┌─ INPUT ROWS

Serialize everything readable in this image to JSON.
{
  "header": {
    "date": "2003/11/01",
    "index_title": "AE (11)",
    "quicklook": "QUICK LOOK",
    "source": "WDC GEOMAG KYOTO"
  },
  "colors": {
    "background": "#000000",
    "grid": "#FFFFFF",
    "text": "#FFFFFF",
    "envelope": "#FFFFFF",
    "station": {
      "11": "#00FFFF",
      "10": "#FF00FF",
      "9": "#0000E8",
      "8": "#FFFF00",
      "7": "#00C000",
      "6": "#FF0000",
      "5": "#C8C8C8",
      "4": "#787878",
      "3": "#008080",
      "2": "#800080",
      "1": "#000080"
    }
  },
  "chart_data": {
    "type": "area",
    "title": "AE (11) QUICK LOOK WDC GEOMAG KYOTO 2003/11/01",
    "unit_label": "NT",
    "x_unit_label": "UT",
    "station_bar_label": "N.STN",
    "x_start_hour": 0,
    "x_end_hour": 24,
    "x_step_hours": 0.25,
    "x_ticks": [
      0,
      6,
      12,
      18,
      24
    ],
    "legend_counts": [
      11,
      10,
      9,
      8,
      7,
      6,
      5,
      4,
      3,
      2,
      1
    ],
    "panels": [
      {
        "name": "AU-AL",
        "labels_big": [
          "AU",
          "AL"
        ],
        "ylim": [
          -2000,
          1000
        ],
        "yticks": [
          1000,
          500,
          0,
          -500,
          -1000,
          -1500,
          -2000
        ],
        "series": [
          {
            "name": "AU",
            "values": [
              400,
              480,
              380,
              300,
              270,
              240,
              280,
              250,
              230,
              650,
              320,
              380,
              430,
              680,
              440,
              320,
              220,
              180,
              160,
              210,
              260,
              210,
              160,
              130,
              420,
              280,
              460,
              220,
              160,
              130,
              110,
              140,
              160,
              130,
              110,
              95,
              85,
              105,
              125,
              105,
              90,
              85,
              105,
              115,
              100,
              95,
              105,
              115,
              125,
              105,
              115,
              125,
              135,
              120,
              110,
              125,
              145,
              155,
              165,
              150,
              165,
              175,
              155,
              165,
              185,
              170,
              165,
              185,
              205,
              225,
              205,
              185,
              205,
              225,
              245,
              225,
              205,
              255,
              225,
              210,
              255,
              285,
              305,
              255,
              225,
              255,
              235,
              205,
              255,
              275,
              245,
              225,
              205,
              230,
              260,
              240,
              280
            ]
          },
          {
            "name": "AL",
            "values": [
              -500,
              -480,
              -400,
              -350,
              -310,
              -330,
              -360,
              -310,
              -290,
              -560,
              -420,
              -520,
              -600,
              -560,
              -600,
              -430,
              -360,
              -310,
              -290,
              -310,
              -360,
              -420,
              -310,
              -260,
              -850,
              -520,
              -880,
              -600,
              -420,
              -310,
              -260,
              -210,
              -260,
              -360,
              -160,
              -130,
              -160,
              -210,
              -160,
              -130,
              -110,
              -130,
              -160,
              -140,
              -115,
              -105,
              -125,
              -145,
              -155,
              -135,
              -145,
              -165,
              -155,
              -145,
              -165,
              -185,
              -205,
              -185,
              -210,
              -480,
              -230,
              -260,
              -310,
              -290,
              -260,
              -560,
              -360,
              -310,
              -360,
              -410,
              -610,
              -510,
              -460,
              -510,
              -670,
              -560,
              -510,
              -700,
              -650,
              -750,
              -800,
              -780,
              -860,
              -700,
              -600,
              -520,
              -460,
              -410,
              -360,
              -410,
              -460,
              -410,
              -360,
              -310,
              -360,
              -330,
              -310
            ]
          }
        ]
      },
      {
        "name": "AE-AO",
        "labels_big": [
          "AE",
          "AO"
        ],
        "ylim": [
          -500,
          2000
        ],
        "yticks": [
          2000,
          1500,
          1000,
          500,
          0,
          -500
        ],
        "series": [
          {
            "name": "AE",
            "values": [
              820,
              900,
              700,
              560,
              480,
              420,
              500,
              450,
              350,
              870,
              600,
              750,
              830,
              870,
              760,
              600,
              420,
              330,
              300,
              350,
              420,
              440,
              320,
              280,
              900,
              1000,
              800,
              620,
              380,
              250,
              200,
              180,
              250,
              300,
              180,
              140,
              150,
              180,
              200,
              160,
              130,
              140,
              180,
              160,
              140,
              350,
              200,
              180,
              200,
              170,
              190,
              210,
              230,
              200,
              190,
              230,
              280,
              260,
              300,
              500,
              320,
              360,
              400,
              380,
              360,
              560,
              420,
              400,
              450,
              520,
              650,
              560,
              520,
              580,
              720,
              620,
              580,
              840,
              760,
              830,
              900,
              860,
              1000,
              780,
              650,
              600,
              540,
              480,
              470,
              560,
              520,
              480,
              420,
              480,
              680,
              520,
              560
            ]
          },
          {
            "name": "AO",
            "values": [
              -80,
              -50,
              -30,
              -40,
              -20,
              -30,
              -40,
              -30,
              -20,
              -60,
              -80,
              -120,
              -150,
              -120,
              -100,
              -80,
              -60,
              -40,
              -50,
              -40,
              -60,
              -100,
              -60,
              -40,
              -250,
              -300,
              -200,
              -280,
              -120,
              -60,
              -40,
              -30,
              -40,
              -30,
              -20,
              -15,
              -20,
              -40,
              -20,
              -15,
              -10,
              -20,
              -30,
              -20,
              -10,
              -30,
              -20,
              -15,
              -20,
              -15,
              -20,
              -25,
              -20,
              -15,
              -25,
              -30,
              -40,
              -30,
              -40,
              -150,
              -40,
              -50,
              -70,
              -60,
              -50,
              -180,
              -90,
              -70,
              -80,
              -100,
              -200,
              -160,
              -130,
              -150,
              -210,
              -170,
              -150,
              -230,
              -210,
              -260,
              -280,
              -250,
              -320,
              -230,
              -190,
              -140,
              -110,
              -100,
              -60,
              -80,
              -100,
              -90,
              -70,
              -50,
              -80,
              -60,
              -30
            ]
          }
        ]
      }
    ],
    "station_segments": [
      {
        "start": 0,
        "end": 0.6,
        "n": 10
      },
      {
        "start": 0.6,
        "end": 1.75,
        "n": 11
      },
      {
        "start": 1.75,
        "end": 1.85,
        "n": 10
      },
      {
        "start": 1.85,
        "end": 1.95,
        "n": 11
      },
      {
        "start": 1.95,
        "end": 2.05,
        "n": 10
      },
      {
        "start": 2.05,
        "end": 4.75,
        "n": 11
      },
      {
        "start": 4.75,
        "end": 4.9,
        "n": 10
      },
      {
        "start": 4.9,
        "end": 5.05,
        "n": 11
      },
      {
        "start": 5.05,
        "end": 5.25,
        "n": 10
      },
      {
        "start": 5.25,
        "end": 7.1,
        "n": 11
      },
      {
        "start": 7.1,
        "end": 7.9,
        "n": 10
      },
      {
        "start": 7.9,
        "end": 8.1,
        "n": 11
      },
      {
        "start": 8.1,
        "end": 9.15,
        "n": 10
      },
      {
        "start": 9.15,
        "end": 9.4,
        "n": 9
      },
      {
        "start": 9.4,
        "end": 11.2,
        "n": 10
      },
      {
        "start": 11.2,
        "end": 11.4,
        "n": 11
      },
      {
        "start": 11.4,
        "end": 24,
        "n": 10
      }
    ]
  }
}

└─

Everything in the listing above should be restated exactly.

> [RESULT]
Serialize everything readable in this image to JSON.
{
  "header": {
    "date": "2003/11/01",
    "index_title": "AE (11)",
    "quicklook": "QUICK LOOK",
    "source": "WDC GEOMAG KYOTO"
  },
  "colors": {
    "background": "#000000",
    "grid": "#FFFFFF",
    "text": "#FFFFFF",
    "envelope": "#FFFFFF",
    "station": {
      "11": "#00FFFF",
      "10": "#FF00FF",
      "9": "#0000E8",
      "8": "#FFFF00",
      "7": "#00C000",
      "6": "#FF0000",
      "5": "#C8C8C8",
      "4": "#787878",
      "3": "#008080",
      "2": "#800080",
      "1": "#000080"
    }
  },
  "chart_data": {
    "type": "area",
    "title": "AE (11) QUICK LOOK WDC GEOMAG KYOTO 2003/11/01",
    "unit_label": "NT",
    "x_unit_label": "UT",
    "station_bar_label": "N.STN",
    "x_start_hour": 0,
    "x_end_hour": 24,
    "x_step_hours": 0.25,
    "x_ticks": [
      0,
      6,
      12,
      18,
      24
    ],
    "legend_counts": [
      11,
      10,
      9,
      8,
      7,
      6,
      5,
      4,
      3,
      2,
      1
    ],
    "panels": [
      {
        "name": "AU-AL",
        "labels_big": [
          "AU",
          "AL"
        ],
        "ylim": [
          -2000,
          1000
        ],
        "yticks": [
          1000,
          500,
          0,
          -500,
          -1000,
          -1500,
          -2000
        ],
        "series": [
          {
            "name": "AU",
            "values": [
              400,
              480,
              380,
              300,
              270,
              240,
              280,
              250,
              230,
              650,
              320,
              380,
              430,
              680,
              440,
              320,
              220,
              180,
              160,
              210,
              260,
              210,
              160,
              130,
              420,
              280,
              460,
              220,
              160,
              130,
              110,
              140,
              160,
              130,
              110,
              95,
              85,
              105,
              125,
              105,
              90,
              85,
              105,
              115,
              100,
              95,
              105,
              115,
              125,
              105,
              115,
              125,
              135,
              120,
              110,
              125,
              145,
              155,
              165,
              150,
              165,
              175,
              155,
              165,
              185,
              170,
              165,
              185,
              205,
              225,
              205,
              185,
              205,
              225,
              245,
              225,
              205,
              255,
              225,
              210,
              255,
              285,
              305,
              255,
              225,
              255,
              235,
              205,
              255,
              275,
              245,
              225,
              205,
              230,
              260,
              240,
              280
            ]
          },
          {
            "name": "AL",
            "values": [
              -500,
              -480,
              -400,
              -350,
              -310,
              -330,
              -360,
              -310,
              -290,
              -560,
              -420,
              -520,
              -600,
              -560,
              -600,
              -430,
              -360,
              -310,
              -290,
              -310,
              -360,
              -420,
              -310,
              -260,
              -850,
              -520,
              -880,
              -600,
              -420,
              -310,
              -260,
              -210,
              -260,
              -360,
              -160,
              -130,
              -160,
              -210,
              -160,
              -130,
              -110,
              -130,
              -160,
              -140,
              -115,
              -105,
              -125,
              -145,
              -155,
              -135,
              -145,
              -165,
              -155,
              -145,
              -165,
              -185,
              -205,
              -185,
              -210,
              -480,
              -230,
              -260,
              -310,
              -290,
              -260,
              -560,
              -360,
              -310,
              -360,
              -410,
              -610,
              -510,
              -460,
              -510,
              -670,
              -560,
              -510,
              -700,
              -650,
              -750,
              -800,
              -780,
              -860,
              -700,
              -600,
              -520,
              -460,
              -410,
              -360,
              -410,
              -460,
              -410,
              -360,
              -310,
              -360,
              -330,
              -310
            ]
          }
        ]
      },
      {
        "name": "AE-AO",
        "labels_big": [
          "AE",
          "AO"
        ],
        "ylim": [
          -500,
          2000
        ],
        "yticks": [
          2000,
          1500,
          1000,
          500,
          0,
          -500
        ],
        "series": [
          {
            "name": "AE",
            "values": [
              820,
              900,
              700,
              560,
              480,
              420,
              500,
              450,
              350,
              870,
              600,
              750,
              830,
              870,
              760,
              600,
              420,
              330,
              300,
              350,
              420,
              440,
              320,
              280,
              900,
              1000,
              800,
              620,
              380,
              250,
              200,
              180,
              250,
              300,
              180,
              140,
              150,
              180,
              200,
              160,
              130,
              140,
              180,
              160,
              140,
              350,
              200,
              180,
              200,
              170,
              190,
              210,
              230,
              200,
              190,
              230,
              280,
              260,
              300,
              500,
              320,
              360,
              400,
              380,
              360,
              560,
              420,
              400,
              450,
              520,
              650,
              560,
              520,
              580,
              720,
              620,
              580,
              840,
              760,
              830,
              900,
              860,
              1000,
              780,
              650,
              600,
              540,
              480,
              470,
              560,
              520,
              480,
              420,
              480,
              680,
              520,
              560
            ]
          },
          {
            "name": "AO",
            "values": [
              -80,
              -50,
              -30,
              -40,
              -20,
              -30,
              -40,
              -30,
              -20,
              -60,
              -80,
              -120,
              -150,
              -120,
              -100,
              -80,
              -60,
              -40,
              -50,
              -40,
              -60,
              -100,
              -60,
              -40,
              -250,
              -300,
              -200,
              -280,
              -120,
              -60,
              -40,
              -30,
              -40,
              -30,
              -20,
              -15,
              -20,
              -40,
              -20,
              -15,
              -10,
              -20,
              -30,
              -20,
              -10,
              -30,
              -20,
              -15,
              -20,
              -15,
              -20,
              -25,
              -20,
              -15,
              -25,
              -30,
              -40,
              -30,
              -40,
              -150,
              -40,
              -50,
              -70,
              -60,
              -50,
              -180,
              -90,
              -70,
              -80,
              -100,
              -200,
              -160,
              -130,
              -150,
              -210,
              -170,
              -150,
              -230,
              -210,
              -260,
              -280,
              -250,
              -320,
              -230,
              -190,
              -140,
              -110,
              -100,
              -60,
              -80,
              -100,
              -90,
              -70,
              -50,
              -80,
              -60,
              -30
            ]
          }
        ]
      }
    ],
    "station_segments": [
      {
        "start": 0,
        "end": 0.6,
        "n": 10
      },
      {
        "start": 0.6,
        "end": 1.75,
        "n": 11
      },
      {
        "start": 1.75,
        "end": 1.85,
        "n": 10
      },
      {
        "start": 1.85,
        "end": 1.95,
        "n": 11
      },
      {
        "start": 1.95,
        "end": 2.05,
        "n": 10
      },
      {
        "start": 2.05,
        "end": 4.75,
        "n": 11
      },
      {
        "start": 4.75,
        "end": 4.9,
        "n": 10
      },
      {
        "start": 4.9,
        "end": 5.05,
        "n": 11
      },
      {
        "start": 5.05,
        "end": 5.25,
        "n": 10
      },
      {
        "start": 5.25,
        "end": 7.1,
        "n": 11
      },
      {
        "start": 7.1,
        "end": 7.9,
        "n": 10
      },
      {
        "start": 7.9,
        "end": 8.1,
        "n": 11
      },
      {
        "start": 8.1,
        "end": 9.15,
        "n": 10
      },
      {
        "start": 9.15,
        "end": 9.4,
        "n": 9
      },
      {
        "start": 9.4,
        "end": 11.2,
        "n": 10
      },
      {
        "start": 11.2,
        "end": 11.4,
        "n": 11
      },
      {
        "start": 11.4,
        "end": 24,
        "n": 10
      }
    ]
  }
}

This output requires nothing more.